#### Task to carry out
Lift out all lines below that contain "далее".

#### Information provided
+ + + + + + +

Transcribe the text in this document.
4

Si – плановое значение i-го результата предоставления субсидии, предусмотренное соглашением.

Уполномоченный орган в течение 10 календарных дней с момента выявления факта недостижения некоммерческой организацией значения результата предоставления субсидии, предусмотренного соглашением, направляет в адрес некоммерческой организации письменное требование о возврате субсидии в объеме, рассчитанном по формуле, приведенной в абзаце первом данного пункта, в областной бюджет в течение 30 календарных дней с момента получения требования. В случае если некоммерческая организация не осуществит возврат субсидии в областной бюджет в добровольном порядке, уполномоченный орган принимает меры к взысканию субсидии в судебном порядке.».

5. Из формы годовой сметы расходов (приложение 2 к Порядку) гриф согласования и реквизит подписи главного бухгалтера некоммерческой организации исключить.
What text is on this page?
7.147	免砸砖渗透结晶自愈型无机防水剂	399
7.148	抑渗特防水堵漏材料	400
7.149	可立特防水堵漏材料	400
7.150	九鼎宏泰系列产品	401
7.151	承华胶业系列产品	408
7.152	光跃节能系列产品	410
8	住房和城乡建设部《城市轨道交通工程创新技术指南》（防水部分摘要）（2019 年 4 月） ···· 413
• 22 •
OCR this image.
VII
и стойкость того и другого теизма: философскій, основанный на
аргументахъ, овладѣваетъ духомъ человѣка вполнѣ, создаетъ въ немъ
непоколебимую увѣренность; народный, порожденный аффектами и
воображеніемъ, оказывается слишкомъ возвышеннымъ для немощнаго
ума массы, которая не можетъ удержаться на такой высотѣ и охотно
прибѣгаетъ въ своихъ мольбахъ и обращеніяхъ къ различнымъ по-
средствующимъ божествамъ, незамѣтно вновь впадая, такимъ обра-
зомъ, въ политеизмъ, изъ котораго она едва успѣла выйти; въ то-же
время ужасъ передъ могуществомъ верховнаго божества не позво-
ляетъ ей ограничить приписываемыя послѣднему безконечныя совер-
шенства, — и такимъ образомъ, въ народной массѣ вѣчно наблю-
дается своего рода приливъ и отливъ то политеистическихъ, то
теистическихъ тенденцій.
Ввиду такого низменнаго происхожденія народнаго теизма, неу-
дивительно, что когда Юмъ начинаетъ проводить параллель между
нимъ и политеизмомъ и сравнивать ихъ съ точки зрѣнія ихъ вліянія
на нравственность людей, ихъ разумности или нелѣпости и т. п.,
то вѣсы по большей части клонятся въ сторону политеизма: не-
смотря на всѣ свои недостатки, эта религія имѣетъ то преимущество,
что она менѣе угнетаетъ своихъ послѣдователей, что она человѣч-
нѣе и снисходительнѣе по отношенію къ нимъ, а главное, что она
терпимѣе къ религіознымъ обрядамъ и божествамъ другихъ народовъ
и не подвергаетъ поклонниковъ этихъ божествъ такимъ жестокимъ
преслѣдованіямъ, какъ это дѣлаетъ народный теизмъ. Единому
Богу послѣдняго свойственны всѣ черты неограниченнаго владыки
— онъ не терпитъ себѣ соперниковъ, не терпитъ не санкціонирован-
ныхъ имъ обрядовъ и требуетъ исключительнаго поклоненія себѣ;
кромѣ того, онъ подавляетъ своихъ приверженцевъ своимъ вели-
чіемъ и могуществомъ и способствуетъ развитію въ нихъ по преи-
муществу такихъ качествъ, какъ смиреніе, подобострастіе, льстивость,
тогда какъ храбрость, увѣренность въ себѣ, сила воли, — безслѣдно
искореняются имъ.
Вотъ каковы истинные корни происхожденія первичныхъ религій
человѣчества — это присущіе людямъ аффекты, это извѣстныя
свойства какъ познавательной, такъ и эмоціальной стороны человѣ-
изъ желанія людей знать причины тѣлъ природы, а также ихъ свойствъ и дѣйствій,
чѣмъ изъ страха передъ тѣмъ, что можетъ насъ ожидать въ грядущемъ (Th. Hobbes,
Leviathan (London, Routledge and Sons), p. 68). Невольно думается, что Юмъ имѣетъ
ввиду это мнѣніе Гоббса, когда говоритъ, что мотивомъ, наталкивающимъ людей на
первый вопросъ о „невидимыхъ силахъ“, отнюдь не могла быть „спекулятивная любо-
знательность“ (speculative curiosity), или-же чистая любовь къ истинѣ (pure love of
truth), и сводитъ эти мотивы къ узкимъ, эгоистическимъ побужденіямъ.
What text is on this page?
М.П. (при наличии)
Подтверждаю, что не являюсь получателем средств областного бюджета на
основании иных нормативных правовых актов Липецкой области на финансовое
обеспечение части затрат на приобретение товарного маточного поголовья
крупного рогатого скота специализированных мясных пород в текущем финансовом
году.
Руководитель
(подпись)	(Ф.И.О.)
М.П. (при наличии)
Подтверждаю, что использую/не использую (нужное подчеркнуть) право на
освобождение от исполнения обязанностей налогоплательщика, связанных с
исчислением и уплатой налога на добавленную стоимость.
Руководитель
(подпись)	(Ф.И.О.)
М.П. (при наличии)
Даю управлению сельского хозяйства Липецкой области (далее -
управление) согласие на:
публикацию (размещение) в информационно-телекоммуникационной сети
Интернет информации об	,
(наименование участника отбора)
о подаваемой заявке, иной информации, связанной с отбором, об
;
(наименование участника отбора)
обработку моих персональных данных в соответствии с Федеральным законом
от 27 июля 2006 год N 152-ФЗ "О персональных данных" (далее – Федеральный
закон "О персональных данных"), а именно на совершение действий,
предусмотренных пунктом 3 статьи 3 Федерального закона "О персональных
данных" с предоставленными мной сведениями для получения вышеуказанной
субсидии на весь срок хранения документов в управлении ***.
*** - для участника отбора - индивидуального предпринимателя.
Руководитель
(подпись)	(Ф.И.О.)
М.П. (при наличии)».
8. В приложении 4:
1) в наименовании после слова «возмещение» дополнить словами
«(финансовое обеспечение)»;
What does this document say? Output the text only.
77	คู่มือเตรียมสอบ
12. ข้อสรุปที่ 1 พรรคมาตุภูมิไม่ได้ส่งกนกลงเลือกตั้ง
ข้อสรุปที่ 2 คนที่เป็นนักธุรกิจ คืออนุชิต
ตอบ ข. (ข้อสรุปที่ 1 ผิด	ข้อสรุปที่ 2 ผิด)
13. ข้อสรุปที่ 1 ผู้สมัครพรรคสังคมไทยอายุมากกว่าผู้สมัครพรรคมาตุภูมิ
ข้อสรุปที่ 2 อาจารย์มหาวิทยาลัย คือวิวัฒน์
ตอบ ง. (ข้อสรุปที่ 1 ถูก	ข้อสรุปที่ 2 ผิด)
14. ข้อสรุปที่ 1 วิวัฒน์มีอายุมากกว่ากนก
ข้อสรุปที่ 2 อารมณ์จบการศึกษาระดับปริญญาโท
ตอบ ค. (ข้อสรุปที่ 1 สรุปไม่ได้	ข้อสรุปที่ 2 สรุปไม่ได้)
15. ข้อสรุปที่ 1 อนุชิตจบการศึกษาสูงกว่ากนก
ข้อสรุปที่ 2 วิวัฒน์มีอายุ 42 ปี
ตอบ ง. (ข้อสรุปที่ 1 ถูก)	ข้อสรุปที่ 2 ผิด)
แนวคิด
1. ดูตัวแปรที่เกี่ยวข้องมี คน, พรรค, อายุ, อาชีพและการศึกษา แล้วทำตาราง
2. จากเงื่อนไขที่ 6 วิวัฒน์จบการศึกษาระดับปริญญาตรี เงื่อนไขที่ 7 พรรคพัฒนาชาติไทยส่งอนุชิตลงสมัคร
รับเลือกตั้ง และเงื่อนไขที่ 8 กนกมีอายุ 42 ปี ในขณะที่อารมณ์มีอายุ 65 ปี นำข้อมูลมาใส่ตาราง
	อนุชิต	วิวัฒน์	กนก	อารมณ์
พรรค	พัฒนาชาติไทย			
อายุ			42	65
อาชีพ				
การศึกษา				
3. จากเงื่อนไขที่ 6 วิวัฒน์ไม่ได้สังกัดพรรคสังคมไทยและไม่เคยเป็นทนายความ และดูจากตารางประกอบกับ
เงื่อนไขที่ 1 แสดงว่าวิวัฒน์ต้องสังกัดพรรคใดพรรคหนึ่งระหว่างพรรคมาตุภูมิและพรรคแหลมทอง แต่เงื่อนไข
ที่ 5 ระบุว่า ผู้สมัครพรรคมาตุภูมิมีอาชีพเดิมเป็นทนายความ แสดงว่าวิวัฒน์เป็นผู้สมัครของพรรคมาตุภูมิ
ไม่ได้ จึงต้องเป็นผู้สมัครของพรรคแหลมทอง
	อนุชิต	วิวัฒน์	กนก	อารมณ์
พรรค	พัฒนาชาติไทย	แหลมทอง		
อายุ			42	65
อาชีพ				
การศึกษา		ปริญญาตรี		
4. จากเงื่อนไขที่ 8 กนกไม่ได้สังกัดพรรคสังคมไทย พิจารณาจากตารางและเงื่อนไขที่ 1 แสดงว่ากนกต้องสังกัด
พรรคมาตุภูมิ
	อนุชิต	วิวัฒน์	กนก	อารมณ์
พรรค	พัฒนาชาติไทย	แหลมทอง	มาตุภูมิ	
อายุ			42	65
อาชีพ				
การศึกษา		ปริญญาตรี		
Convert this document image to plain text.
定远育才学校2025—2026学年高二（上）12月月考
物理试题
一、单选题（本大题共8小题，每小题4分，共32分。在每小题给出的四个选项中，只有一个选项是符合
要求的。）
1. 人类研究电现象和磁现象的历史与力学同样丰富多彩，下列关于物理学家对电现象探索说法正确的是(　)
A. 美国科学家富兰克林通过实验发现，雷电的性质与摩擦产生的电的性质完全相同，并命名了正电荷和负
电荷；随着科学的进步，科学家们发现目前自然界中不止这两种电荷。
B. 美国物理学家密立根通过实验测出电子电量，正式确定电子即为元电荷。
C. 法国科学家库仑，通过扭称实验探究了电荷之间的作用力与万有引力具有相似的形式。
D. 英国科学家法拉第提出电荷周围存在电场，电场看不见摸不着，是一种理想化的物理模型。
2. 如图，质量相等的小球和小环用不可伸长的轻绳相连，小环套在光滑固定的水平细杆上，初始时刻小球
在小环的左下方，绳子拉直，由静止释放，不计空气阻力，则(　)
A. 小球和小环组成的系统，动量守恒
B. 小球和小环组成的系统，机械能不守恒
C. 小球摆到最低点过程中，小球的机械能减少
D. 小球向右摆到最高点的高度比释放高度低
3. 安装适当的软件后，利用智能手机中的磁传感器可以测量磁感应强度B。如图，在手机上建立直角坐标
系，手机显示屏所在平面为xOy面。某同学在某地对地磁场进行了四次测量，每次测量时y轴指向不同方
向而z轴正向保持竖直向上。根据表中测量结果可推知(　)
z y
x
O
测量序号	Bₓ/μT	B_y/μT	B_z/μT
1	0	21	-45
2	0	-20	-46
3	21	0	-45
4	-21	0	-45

+ + + + + + +

#### Exercise response
Даю управлению сельского хозяйства Липецкой области (далее -
от 27 июля 2006 год N 152-ФЗ "О персональных данных" (далее – Федеральный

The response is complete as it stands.